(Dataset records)

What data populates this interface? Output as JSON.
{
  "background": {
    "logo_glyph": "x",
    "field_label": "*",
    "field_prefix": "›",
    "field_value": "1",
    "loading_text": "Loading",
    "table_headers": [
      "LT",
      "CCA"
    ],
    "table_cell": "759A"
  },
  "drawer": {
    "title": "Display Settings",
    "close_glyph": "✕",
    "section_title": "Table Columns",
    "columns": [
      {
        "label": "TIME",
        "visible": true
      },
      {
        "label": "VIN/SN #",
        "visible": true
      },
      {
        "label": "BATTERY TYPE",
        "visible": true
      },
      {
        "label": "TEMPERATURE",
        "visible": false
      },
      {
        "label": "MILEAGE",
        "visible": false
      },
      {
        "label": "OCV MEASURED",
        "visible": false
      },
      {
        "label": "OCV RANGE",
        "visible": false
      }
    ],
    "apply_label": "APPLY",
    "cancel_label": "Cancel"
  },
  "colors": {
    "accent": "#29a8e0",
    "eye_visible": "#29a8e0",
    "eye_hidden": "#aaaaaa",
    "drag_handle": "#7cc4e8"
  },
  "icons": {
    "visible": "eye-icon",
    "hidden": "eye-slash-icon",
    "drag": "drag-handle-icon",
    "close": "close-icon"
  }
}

PROMPT:
Return the listing above in its exact form.

OUTPUT OF THE TASK:
What data populates this interface? Output as JSON.
{
  "background": {
    "logo_glyph": "x",
    "field_label": "*",
    "field_prefix": "›",
    "field_value": "1",
    "loading_text": "Loading",
    "table_headers": [
      "LT",
      "CCA"
    ],
    "table_cell": "759A"
  },
  "drawer": {
    "title": "Display Settings",
    "close_glyph": "✕",
    "section_title": "Table Columns",
    "columns": [
      {
        "label": "TIME",
        "visible": true
      },
      {
        "label": "VIN/SN #",
        "visible": true
      },
      {
        "label": "BATTERY TYPE",
        "visible": true
      },
      {
        "label": "TEMPERATURE",
        "visible": false
      },
      {
        "label": "MILEAGE",
        "visible": false
      },
      {
        "label": "OCV MEASURED",
        "visible": false
      },
      {
        "label": "OCV RANGE",
        "visible": false
      }
    ],
    "apply_label": "APPLY",
    "cancel_label": "Cancel"
  },
  "colors": {
    "accent": "#29a8e0",
    "eye_visible": "#29a8e0",
    "eye_hidden": "#aaaaaa",
    "drag_handle": "#7cc4e8"
  },
  "icons": {
    "visible": "eye-icon",
    "hidden": "eye-slash-icon",
    "drag": "drag-handle-icon",
    "close": "close-icon"
  }
}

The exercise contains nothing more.